GIVEN INSTRUCTION: Answer with one number: how many lines hold the string "MONTHS".

SUPPLIED DATA:
┄┄┄┄┄┄
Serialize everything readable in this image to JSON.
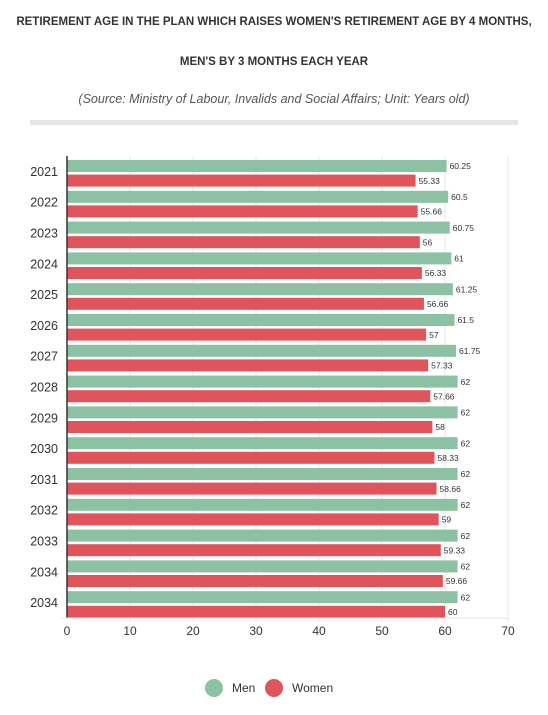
{
  "header": {
    "title_line1": "RETIREMENT AGE IN THE PLAN WHICH RAISES WOMEN'S RETIREMENT AGE BY 4 MONTHS,",
    "title_line2": "MEN'S BY 3 MONTHS EACH YEAR",
    "subtitle": "(Source: Ministry of Labour, Invalids and Social Affairs; Unit: Years old)"
  },
  "colors": {
    "men": "#8cc2a3",
    "women": "#e0545b",
    "grid": "#e6e6e6",
    "axis": "#333333"
  },
  "chart_data": {
    "type": "bar",
    "orientation": "horizontal",
    "categories": [
      "2021",
      "2022",
      "2023",
      "2024",
      "2025",
      "2026",
      "2027",
      "2028",
      "2029",
      "2030",
      "2031",
      "2032",
      "2033",
      "2034",
      "2034"
    ],
    "series": [
      {
        "name": "Men",
        "values": [
          60.25,
          60.5,
          60.75,
          61,
          61.25,
          61.5,
          61.75,
          62,
          62,
          62,
          62,
          62,
          62,
          62,
          62
        ],
        "labels": [
          "60.25",
          "60.5",
          "60.75",
          "61",
          "61.25",
          "61.5",
          "61.75",
          "62",
          "62",
          "62",
          "62",
          "62",
          "62",
          "62",
          "62"
        ]
      },
      {
        "name": "Women",
        "values": [
          55.33,
          55.66,
          56,
          56.33,
          56.66,
          57,
          57.33,
          57.66,
          58,
          58.33,
          58.66,
          59,
          59.33,
          59.66,
          60
        ],
        "labels": [
          "55.33",
          "55.66",
          "56",
          "56.33",
          "56.66",
          "57",
          "57.33",
          "57.66",
          "58",
          "58.33",
          "58.66",
          "59",
          "59.33",
          "59.66",
          "60"
        ]
      }
    ],
    "xlim": [
      0,
      70
    ],
    "xticks": [
      "0",
      "10",
      "20",
      "30",
      "40",
      "50",
      "60",
      "70"
    ],
    "grid": true,
    "legend_position": "bottom-center"
  }
}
┄┄┄┄┄┄
SOLUTION FOR THIS EXERCISE: 2